• What you should do
Return the complete listing that follows, with each line reproduced exactly.
-- BEGIN --
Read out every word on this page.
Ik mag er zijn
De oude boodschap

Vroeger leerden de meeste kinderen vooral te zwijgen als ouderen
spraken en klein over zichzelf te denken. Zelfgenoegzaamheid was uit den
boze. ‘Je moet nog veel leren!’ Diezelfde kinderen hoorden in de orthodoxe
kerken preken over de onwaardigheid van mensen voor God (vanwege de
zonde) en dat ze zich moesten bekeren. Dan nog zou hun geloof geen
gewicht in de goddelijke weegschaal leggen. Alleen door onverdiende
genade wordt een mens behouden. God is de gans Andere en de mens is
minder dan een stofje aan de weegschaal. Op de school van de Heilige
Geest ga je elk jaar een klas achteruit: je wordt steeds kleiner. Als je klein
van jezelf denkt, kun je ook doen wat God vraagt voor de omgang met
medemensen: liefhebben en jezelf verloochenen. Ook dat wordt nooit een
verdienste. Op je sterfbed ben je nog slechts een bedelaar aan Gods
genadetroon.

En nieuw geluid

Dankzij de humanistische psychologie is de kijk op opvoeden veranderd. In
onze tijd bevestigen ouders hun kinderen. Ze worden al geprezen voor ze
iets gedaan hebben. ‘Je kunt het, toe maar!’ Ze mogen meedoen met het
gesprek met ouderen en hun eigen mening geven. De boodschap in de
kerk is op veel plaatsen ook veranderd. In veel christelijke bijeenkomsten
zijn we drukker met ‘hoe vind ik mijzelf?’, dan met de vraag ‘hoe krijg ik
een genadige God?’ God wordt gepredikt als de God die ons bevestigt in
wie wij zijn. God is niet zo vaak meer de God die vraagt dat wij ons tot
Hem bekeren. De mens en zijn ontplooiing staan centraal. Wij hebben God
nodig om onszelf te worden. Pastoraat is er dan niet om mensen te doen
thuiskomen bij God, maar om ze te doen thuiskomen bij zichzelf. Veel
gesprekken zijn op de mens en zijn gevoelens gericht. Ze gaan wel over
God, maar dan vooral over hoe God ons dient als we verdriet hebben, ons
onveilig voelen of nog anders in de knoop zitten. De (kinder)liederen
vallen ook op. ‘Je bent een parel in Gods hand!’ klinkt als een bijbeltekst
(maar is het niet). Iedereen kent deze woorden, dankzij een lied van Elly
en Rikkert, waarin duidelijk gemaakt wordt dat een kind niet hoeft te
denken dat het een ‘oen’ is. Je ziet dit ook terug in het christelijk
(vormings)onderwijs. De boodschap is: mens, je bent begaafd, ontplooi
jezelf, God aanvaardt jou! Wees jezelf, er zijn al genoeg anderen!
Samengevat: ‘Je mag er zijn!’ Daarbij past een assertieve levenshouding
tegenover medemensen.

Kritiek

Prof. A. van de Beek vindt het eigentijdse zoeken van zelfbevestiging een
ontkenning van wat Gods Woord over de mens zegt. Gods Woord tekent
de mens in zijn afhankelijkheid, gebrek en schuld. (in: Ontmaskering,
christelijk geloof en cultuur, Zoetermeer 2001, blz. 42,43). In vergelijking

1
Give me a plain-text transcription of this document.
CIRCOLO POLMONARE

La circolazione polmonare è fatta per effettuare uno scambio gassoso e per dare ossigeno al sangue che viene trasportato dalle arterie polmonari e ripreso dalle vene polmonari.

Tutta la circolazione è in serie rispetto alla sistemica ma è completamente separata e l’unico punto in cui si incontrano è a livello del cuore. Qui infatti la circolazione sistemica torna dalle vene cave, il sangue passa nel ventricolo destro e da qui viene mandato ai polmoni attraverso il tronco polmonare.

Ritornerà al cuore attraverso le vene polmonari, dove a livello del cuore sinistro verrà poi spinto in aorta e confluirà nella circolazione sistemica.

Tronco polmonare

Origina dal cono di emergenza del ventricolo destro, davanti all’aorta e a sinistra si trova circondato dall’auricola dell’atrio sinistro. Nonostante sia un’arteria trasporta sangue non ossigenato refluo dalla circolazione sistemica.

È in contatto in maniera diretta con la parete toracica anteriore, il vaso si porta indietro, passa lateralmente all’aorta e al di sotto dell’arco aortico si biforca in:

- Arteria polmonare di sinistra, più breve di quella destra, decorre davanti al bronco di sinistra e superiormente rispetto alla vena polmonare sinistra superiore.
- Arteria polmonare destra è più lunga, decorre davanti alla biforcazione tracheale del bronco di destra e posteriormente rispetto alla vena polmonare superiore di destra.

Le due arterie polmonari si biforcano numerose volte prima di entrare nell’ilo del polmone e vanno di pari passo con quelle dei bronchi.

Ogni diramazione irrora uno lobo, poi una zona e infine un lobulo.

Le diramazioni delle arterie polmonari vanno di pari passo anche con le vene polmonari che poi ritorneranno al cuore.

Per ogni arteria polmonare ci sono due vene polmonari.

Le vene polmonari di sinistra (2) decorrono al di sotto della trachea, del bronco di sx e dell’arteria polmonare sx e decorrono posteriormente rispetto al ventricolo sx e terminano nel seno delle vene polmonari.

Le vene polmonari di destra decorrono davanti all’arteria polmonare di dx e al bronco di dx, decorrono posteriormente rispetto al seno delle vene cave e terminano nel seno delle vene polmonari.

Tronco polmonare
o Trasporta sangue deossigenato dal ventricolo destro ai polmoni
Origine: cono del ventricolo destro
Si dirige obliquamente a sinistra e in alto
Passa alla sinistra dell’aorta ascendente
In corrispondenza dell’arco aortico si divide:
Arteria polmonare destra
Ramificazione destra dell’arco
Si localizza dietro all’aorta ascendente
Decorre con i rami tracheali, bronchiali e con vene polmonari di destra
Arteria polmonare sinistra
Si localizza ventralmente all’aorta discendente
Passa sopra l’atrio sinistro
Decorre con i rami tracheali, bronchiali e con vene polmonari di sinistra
-- END --
• Finished exercise
Read out every word on this page.
Ik mag er zijn
De oude boodschap

Vroeger leerden de meeste kinderen vooral te zwijgen als ouderen
spraken en klein over zichzelf te denken. Zelfgenoegzaamheid was uit den
boze. ‘Je moet nog veel leren!’ Diezelfde kinderen hoorden in de orthodoxe
kerken preken over de onwaardigheid van mensen voor God (vanwege de
zonde) en dat ze zich moesten bekeren. Dan nog zou hun geloof geen
gewicht in de goddelijke weegschaal leggen. Alleen door onverdiende
genade wordt een mens behouden. God is de gans Andere en de mens is
minder dan een stofje aan de weegschaal. Op de school van de Heilige
Geest ga je elk jaar een klas achteruit: je wordt steeds kleiner. Als je klein
van jezelf denkt, kun je ook doen wat God vraagt voor de omgang met
medemensen: liefhebben en jezelf verloochenen. Ook dat wordt nooit een
verdienste. Op je sterfbed ben je nog slechts een bedelaar aan Gods
genadetroon.

En nieuw geluid

Dankzij de humanistische psychologie is de kijk op opvoeden veranderd. In
onze tijd bevestigen ouders hun kinderen. Ze worden al geprezen voor ze
iets gedaan hebben. ‘Je kunt het, toe maar!’ Ze mogen meedoen met het
gesprek met ouderen en hun eigen mening geven. De boodschap in de
kerk is op veel plaatsen ook veranderd. In veel christelijke bijeenkomsten
zijn we drukker met ‘hoe vind ik mijzelf?’, dan met de vraag ‘hoe krijg ik
een genadige God?’ God wordt gepredikt als de God die ons bevestigt in
wie wij zijn. God is niet zo vaak meer de God die vraagt dat wij ons tot
Hem bekeren. De mens en zijn ontplooiing staan centraal. Wij hebben God
nodig om onszelf te worden. Pastoraat is er dan niet om mensen te doen
thuiskomen bij God, maar om ze te doen thuiskomen bij zichzelf. Veel
gesprekken zijn op de mens en zijn gevoelens gericht. Ze gaan wel over
God, maar dan vooral over hoe God ons dient als we verdriet hebben, ons
onveilig voelen of nog anders in de knoop zitten. De (kinder)liederen
vallen ook op. ‘Je bent een parel in Gods hand!’ klinkt als een bijbeltekst
(maar is het niet). Iedereen kent deze woorden, dankzij een lied van Elly
en Rikkert, waarin duidelijk gemaakt wordt dat een kind niet hoeft te
denken dat het een ‘oen’ is. Je ziet dit ook terug in het christelijk
(vormings)onderwijs. De boodschap is: mens, je bent begaafd, ontplooi
jezelf, God aanvaardt jou! Wees jezelf, er zijn al genoeg anderen!
Samengevat: ‘Je mag er zijn!’ Daarbij past een assertieve levenshouding
tegenover medemensen.

Kritiek

Prof. A. van de Beek vindt het eigentijdse zoeken van zelfbevestiging een
ontkenning van wat Gods Woord over de mens zegt. Gods Woord tekent
de mens in zijn afhankelijkheid, gebrek en schuld. (in: Ontmaskering,
christelijk geloof en cultuur, Zoetermeer 2001, blz. 42,43). In vergelijking

1
Give me a plain-text transcription of this document.
CIRCOLO POLMONARE

La circolazione polmonare è fatta per effettuare uno scambio gassoso e per dare ossigeno al sangue che viene trasportato dalle arterie polmonari e ripreso dalle vene polmonari.

Tutta la circolazione è in serie rispetto alla sistemica ma è completamente separata e l’unico punto in cui si incontrano è a livello del cuore. Qui infatti la circolazione sistemica torna dalle vene cave, il sangue passa nel ventricolo destro e da qui viene mandato ai polmoni attraverso il tronco polmonare.

Ritornerà al cuore attraverso le vene polmonari, dove a livello del cuore sinistro verrà poi spinto in aorta e confluirà nella circolazione sistemica.

Tronco polmonare

Origina dal cono di emergenza del ventricolo destro, davanti all’aorta e a sinistra si trova circondato dall’auricola dell’atrio sinistro. Nonostante sia un’arteria trasporta sangue non ossigenato refluo dalla circolazione sistemica.

È in contatto in maniera diretta con la parete toracica anteriore, il vaso si porta indietro, passa lateralmente all’aorta e al di sotto dell’arco aortico si biforca in:

- Arteria polmonare di sinistra, più breve di quella destra, decorre davanti al bronco di sinistra e superiormente rispetto alla vena polmonare sinistra superiore.
- Arteria polmonare destra è più lunga, decorre davanti alla biforcazione tracheale del bronco di destra e posteriormente rispetto alla vena polmonare superiore di destra.

Le due arterie polmonari si biforcano numerose volte prima di entrare nell’ilo del polmone e vanno di pari passo con quelle dei bronchi.

Ogni diramazione irrora uno lobo, poi una zona e infine un lobulo.

Le diramazioni delle arterie polmonari vanno di pari passo anche con le vene polmonari che poi ritorneranno al cuore.

Per ogni arteria polmonare ci sono due vene polmonari.

Le vene polmonari di sinistra (2) decorrono al di sotto della trachea, del bronco di sx e dell’arteria polmonare sx e decorrono posteriormente rispetto al ventricolo sx e terminano nel seno delle vene polmonari.

Le vene polmonari di destra decorrono davanti all’arteria polmonare di dx e al bronco di dx, decorrono posteriormente rispetto al seno delle vene cave e terminano nel seno delle vene polmonari.

Tronco polmonare
o Trasporta sangue deossigenato dal ventricolo destro ai polmoni
Origine: cono del ventricolo destro
Si dirige obliquamente a sinistra e in alto
Passa alla sinistra dell’aorta ascendente
In corrispondenza dell’arco aortico si divide:
Arteria polmonare destra
Ramificazione destra dell’arco
Si localizza dietro all’aorta ascendente
Decorre con i rami tracheali, bronchiali e con vene polmonari di destra
Arteria polmonare sinistra
Si localizza ventralmente all’aorta discendente
Passa sopra l’atrio sinistro
Decorre con i rami tracheali, bronchiali e con vene polmonari di sinistra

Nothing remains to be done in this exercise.